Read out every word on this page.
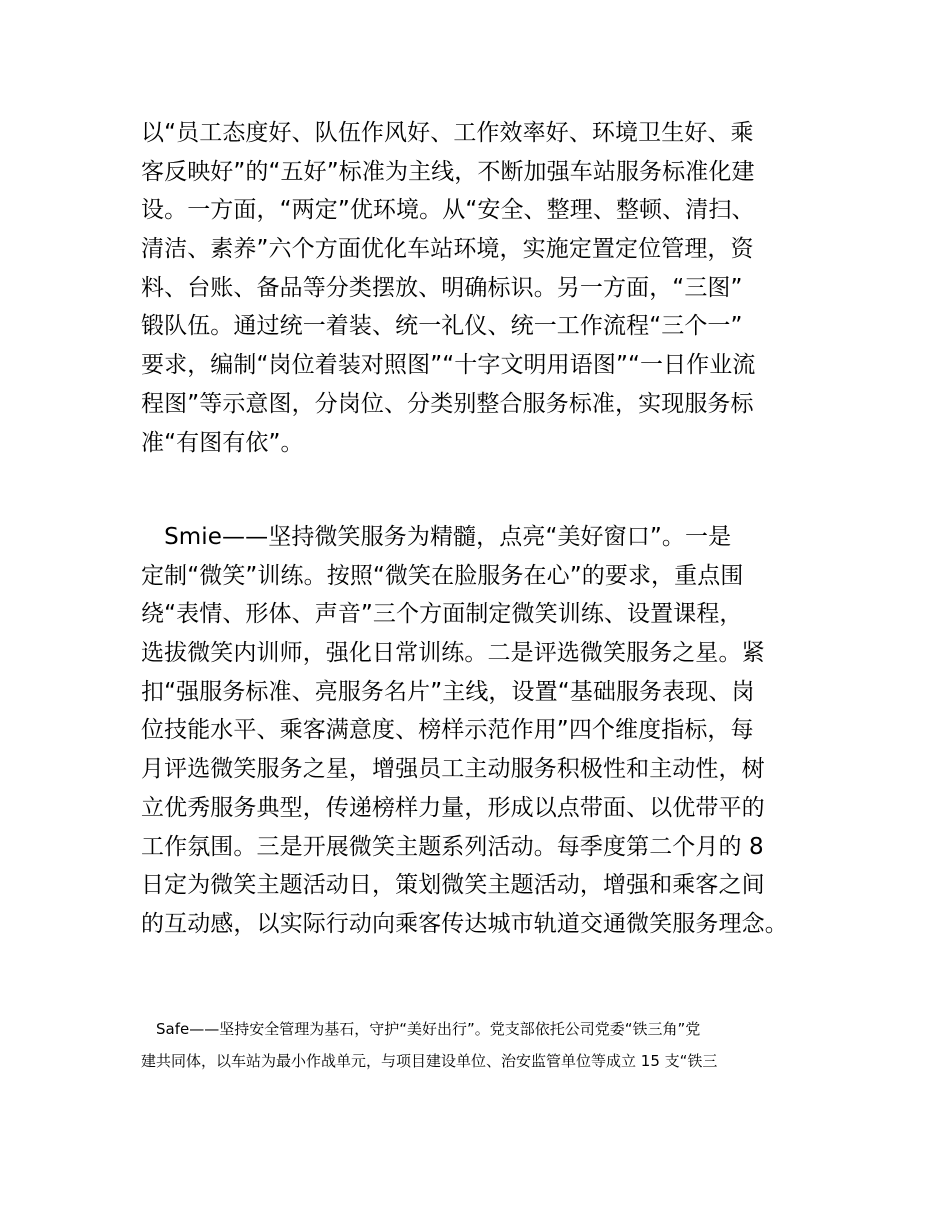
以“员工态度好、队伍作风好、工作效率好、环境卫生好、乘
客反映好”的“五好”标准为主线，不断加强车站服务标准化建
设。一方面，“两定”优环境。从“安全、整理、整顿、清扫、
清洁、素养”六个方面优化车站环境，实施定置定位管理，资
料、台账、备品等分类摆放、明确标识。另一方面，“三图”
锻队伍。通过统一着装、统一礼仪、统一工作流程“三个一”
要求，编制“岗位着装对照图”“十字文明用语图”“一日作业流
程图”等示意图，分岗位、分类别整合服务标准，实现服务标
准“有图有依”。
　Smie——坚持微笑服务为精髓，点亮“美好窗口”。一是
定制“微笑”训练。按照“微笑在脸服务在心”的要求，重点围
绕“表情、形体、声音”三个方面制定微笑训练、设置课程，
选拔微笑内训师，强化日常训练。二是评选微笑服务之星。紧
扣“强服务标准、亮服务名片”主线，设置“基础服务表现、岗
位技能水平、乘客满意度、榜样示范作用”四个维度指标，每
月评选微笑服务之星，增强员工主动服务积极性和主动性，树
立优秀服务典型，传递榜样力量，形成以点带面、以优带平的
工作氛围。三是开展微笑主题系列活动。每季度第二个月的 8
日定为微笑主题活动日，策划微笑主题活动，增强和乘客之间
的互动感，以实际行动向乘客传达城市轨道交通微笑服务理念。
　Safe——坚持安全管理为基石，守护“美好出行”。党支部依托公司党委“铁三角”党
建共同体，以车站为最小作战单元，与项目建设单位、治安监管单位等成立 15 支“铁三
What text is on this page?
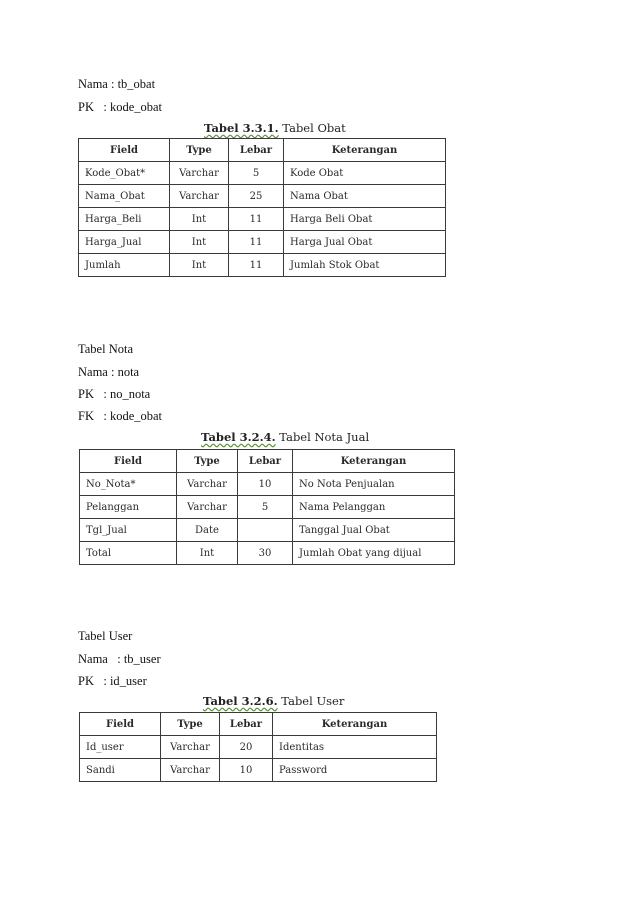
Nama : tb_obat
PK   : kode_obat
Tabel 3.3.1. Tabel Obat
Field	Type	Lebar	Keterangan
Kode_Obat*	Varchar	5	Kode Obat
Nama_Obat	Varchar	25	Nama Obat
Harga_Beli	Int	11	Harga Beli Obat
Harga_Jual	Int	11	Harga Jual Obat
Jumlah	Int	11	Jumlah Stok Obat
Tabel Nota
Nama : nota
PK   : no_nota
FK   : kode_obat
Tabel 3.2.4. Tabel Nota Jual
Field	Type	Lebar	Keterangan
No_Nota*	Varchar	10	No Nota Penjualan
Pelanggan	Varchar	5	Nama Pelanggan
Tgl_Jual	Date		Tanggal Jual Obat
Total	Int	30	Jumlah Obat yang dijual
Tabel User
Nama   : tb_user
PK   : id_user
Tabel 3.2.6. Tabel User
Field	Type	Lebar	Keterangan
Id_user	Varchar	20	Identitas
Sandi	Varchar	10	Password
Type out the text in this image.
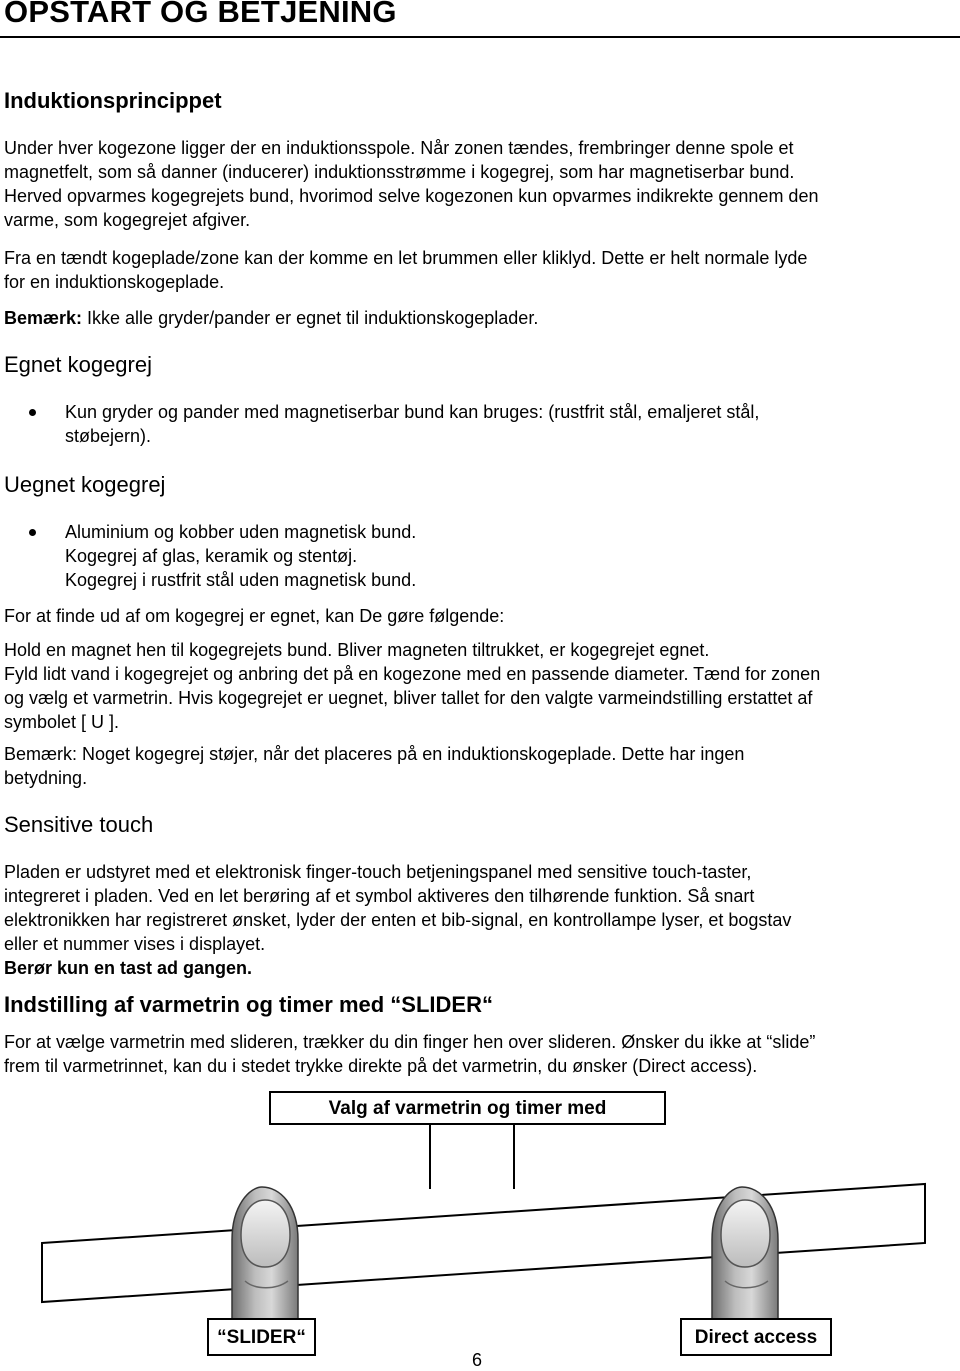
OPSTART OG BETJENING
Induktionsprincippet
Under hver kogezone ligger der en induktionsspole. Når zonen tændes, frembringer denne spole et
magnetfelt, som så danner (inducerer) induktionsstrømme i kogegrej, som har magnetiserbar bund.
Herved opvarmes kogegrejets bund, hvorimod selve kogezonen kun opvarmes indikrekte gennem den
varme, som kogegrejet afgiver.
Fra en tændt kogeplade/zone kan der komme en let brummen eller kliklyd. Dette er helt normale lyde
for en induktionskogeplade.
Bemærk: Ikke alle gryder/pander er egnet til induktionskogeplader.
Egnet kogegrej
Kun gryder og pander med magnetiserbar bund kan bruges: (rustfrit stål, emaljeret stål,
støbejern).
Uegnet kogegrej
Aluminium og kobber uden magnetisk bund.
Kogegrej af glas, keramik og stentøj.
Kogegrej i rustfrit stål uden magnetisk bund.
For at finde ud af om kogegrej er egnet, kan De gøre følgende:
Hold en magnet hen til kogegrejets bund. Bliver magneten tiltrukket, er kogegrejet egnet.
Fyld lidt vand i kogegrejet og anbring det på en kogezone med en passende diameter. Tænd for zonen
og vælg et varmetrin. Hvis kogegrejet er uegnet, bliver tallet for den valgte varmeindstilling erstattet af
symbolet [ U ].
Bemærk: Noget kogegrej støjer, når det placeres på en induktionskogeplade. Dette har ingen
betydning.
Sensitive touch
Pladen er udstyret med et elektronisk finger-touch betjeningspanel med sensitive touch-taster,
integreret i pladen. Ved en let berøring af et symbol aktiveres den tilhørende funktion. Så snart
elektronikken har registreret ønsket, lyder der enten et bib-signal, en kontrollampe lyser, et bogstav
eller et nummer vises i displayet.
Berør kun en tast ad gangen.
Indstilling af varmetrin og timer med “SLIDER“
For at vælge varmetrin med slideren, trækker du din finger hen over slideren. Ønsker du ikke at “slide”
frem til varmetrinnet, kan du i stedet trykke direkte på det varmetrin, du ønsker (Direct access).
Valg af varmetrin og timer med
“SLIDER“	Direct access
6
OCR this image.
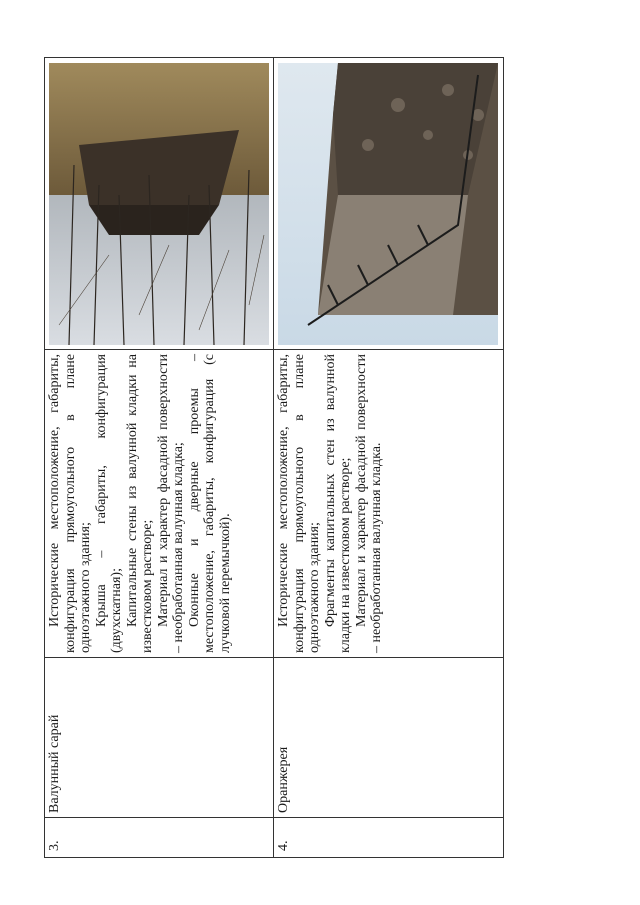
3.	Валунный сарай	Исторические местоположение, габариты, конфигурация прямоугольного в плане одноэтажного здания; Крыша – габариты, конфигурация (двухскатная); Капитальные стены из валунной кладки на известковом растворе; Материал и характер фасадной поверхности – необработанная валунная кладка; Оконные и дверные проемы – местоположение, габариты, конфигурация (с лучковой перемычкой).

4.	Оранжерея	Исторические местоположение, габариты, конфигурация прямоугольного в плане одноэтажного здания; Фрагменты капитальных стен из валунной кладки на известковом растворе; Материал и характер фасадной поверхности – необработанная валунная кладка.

## [Set exercise]
Look over the records above and copy each line that includes the string "необработанная".

## [Result below]
3.	Валунный сарай	Исторические местоположение, габариты, конфигурация прямоугольного в плане одноэтажного здания; Крыша – габариты, конфигурация (двухскатная); Капитальные стены из валунной кладки на известковом растворе; Материал и характер фасадной поверхности – необработанная валунная кладка; Оконные и дверные проемы – местоположение, габариты, конфигурация (с лучковой перемычкой).
4.	Оранжерея	Исторические местоположение, габариты, конфигурация прямоугольного в плане одноэтажного здания; Фрагменты капитальных стен из валунной кладки на известковом растворе; Материал и характер фасадной поверхности – необработанная валунная кладка.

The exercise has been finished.